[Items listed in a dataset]
= = = =
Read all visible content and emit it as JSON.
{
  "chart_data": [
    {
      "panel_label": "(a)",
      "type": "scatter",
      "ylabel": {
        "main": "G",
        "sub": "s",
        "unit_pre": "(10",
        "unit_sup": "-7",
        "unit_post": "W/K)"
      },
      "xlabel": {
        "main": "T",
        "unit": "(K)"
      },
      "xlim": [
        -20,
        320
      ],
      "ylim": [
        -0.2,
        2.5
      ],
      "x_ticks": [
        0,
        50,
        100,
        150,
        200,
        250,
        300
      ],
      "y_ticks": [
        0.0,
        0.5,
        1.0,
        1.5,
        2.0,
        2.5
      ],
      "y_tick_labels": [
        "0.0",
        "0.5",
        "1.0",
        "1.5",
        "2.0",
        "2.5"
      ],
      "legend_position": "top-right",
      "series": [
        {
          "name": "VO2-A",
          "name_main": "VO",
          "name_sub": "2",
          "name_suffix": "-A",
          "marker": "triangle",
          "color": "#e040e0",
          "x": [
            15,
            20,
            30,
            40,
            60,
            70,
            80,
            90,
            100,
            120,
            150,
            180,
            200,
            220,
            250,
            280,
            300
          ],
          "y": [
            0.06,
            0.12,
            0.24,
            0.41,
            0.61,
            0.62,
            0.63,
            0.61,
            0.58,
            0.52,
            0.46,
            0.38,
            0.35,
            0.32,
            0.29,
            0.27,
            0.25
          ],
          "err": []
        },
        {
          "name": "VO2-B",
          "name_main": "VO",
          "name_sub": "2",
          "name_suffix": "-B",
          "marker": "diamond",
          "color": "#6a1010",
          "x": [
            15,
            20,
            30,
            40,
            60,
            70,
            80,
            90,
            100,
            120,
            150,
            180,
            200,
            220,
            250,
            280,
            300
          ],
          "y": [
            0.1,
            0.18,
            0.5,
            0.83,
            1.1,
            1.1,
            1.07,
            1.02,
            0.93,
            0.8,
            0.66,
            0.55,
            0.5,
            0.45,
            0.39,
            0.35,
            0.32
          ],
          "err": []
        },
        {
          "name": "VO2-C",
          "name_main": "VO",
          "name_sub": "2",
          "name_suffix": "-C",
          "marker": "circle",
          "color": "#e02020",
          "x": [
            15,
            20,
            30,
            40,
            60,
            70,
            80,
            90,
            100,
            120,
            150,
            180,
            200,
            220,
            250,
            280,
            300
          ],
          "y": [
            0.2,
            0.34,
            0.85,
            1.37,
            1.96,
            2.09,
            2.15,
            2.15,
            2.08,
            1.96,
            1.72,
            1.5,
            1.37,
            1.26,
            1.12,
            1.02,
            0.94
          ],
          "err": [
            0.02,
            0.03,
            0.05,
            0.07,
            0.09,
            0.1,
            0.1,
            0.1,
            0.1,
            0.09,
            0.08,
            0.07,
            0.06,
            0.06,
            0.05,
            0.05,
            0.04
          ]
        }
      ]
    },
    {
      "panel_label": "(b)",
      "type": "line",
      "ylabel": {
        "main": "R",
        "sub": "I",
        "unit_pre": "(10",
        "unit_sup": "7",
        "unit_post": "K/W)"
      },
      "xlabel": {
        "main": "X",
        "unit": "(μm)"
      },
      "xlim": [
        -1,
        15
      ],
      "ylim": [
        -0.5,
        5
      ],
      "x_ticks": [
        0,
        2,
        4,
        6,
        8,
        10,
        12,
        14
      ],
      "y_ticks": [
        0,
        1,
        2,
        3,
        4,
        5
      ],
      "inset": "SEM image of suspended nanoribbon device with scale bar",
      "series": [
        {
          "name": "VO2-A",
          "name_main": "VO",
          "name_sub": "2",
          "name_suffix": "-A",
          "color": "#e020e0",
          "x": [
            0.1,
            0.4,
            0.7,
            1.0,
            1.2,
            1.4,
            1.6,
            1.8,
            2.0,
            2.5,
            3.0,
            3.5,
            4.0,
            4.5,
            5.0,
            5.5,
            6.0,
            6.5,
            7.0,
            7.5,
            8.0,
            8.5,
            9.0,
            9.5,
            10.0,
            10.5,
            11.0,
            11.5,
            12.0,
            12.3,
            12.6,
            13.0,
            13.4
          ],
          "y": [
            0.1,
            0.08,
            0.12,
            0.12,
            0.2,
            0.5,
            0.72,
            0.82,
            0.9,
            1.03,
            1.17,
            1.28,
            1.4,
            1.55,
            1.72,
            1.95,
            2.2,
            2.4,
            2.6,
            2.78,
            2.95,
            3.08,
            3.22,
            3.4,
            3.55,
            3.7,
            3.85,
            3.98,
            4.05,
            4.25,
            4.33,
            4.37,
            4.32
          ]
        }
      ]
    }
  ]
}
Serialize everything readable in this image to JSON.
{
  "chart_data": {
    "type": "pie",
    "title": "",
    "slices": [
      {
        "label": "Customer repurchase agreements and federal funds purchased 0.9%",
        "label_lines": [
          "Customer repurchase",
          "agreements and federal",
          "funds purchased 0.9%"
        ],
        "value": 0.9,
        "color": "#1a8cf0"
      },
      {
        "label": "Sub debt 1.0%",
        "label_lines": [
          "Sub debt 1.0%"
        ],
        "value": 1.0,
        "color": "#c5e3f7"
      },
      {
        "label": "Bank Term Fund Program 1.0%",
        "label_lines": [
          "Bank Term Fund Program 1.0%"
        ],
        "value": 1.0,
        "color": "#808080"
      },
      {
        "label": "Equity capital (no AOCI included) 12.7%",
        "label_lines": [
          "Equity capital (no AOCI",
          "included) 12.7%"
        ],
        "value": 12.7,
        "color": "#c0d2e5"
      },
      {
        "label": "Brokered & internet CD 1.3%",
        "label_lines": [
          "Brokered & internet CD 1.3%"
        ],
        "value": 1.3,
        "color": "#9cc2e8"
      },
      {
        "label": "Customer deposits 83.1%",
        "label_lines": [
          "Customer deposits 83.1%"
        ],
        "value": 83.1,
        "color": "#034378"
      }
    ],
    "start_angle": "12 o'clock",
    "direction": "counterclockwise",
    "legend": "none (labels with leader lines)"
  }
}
= = = =
**Challenge:**
Extract the complete listing above, reproducing each line exactly.

**Answer to this exercise:**
Read all visible content and emit it as JSON.
{
  "chart_data": [
    {
      "panel_label": "(a)",
      "type": "scatter",
      "ylabel": {
        "main": "G",
        "sub": "s",
        "unit_pre": "(10",
        "unit_sup": "-7",
        "unit_post": "W/K)"
      },
      "xlabel": {
        "main": "T",
        "unit": "(K)"
      },
      "xlim": [
        -20,
        320
      ],
      "ylim": [
        -0.2,
        2.5
      ],
      "x_ticks": [
        0,
        50,
        100,
        150,
        200,
        250,
        300
      ],
      "y_ticks": [
        0.0,
        0.5,
        1.0,
        1.5,
        2.0,
        2.5
      ],
      "y_tick_labels": [
        "0.0",
        "0.5",
        "1.0",
        "1.5",
        "2.0",
        "2.5"
      ],
      "legend_position": "top-right",
      "series": [
        {
          "name": "VO2-A",
          "name_main": "VO",
          "name_sub": "2",
          "name_suffix": "-A",
          "marker": "triangle",
          "color": "#e040e0",
          "x": [
            15,
            20,
            30,
            40,
            60,
            70,
            80,
            90,
            100,
            120,
            150,
            180,
            200,
            220,
            250,
            280,
            300
          ],
          "y": [
            0.06,
            0.12,
            0.24,
            0.41,
            0.61,
            0.62,
            0.63,
            0.61,
            0.58,
            0.52,
            0.46,
            0.38,
            0.35,
            0.32,
            0.29,
            0.27,
            0.25
          ],
          "err": []
        },
        {
          "name": "VO2-B",
          "name_main": "VO",
          "name_sub": "2",
          "name_suffix": "-B",
          "marker": "diamond",
          "color": "#6a1010",
          "x": [
            15,
            20,
            30,
            40,
            60,
            70,
            80,
            90,
            100,
            120,
            150,
            180,
            200,
            220,
            250,
            280,
            300
          ],
          "y": [
            0.1,
            0.18,
            0.5,
            0.83,
            1.1,
            1.1,
            1.07,
            1.02,
            0.93,
            0.8,
            0.66,
            0.55,
            0.5,
            0.45,
            0.39,
            0.35,
            0.32
          ],
          "err": []
        },
        {
          "name": "VO2-C",
          "name_main": "VO",
          "name_sub": "2",
          "name_suffix": "-C",
          "marker": "circle",
          "color": "#e02020",
          "x": [
            15,
            20,
            30,
            40,
            60,
            70,
            80,
            90,
            100,
            120,
            150,
            180,
            200,
            220,
            250,
            280,
            300
          ],
          "y": [
            0.2,
            0.34,
            0.85,
            1.37,
            1.96,
            2.09,
            2.15,
            2.15,
            2.08,
            1.96,
            1.72,
            1.5,
            1.37,
            1.26,
            1.12,
            1.02,
            0.94
          ],
          "err": [
            0.02,
            0.03,
            0.05,
            0.07,
            0.09,
            0.1,
            0.1,
            0.1,
            0.1,
            0.09,
            0.08,
            0.07,
            0.06,
            0.06,
            0.05,
            0.05,
            0.04
          ]
        }
      ]
    },
    {
      "panel_label": "(b)",
      "type": "line",
      "ylabel": {
        "main": "R",
        "sub": "I",
        "unit_pre": "(10",
        "unit_sup": "7",
        "unit_post": "K/W)"
      },
      "xlabel": {
        "main": "X",
        "unit": "(μm)"
      },
      "xlim": [
        -1,
        15
      ],
      "ylim": [
        -0.5,
        5
      ],
      "x_ticks": [
        0,
        2,
        4,
        6,
        8,
        10,
        12,
        14
      ],
      "y_ticks": [
        0,
        1,
        2,
        3,
        4,
        5
      ],
      "inset": "SEM image of suspended nanoribbon device with scale bar",
      "series": [
        {
          "name": "VO2-A",
          "name_main": "VO",
          "name_sub": "2",
          "name_suffix": "-A",
          "color": "#e020e0",
          "x": [
            0.1,
            0.4,
            0.7,
            1.0,
            1.2,
            1.4,
            1.6,
            1.8,
            2.0,
            2.5,
            3.0,
            3.5,
            4.0,
            4.5,
            5.0,
            5.5,
            6.0,
            6.5,
            7.0,
            7.5,
            8.0,
            8.5,
            9.0,
            9.5,
            10.0,
            10.5,
            11.0,
            11.5,
            12.0,
            12.3,
            12.6,
            13.0,
            13.4
          ],
          "y": [
            0.1,
            0.08,
            0.12,
            0.12,
            0.2,
            0.5,
            0.72,
            0.82,
            0.9,
            1.03,
            1.17,
            1.28,
            1.4,
            1.55,
            1.72,
            1.95,
            2.2,
            2.4,
            2.6,
            2.78,
            2.95,
            3.08,
            3.22,
            3.4,
            3.55,
            3.7,
            3.85,
            3.98,
            4.05,
            4.25,
            4.33,
            4.37,
            4.32
          ]
        }
      ]
    }
  ]
}
Serialize everything readable in this image to JSON.
{
  "chart_data": {
    "type": "pie",
    "title": "",
    "slices": [
      {
        "label": "Customer repurchase agreements and federal funds purchased 0.9%",
        "label_lines": [
          "Customer repurchase",
          "agreements and federal",
          "funds purchased 0.9%"
        ],
        "value": 0.9,
        "color": "#1a8cf0"
      },
      {
        "label": "Sub debt 1.0%",
        "label_lines": [
          "Sub debt 1.0%"
        ],
        "value": 1.0,
        "color": "#c5e3f7"
      },
      {
        "label": "Bank Term Fund Program 1.0%",
        "label_lines": [
          "Bank Term Fund Program 1.0%"
        ],
        "value": 1.0,
        "color": "#808080"
      },
      {
        "label": "Equity capital (no AOCI included) 12.7%",
        "label_lines": [
          "Equity capital (no AOCI",
          "included) 12.7%"
        ],
        "value": 12.7,
        "color": "#c0d2e5"
      },
      {
        "label": "Brokered & internet CD 1.3%",
        "label_lines": [
          "Brokered & internet CD 1.3%"
        ],
        "value": 1.3,
        "color": "#9cc2e8"
      },
      {
        "label": "Customer deposits 83.1%",
        "label_lines": [
          "Customer deposits 83.1%"
        ],
        "value": 83.1,
        "color": "#034378"
      }
    ],
    "start_angle": "12 o'clock",
    "direction": "counterclockwise",
    "legend": "none (labels with leader lines)"
  }
}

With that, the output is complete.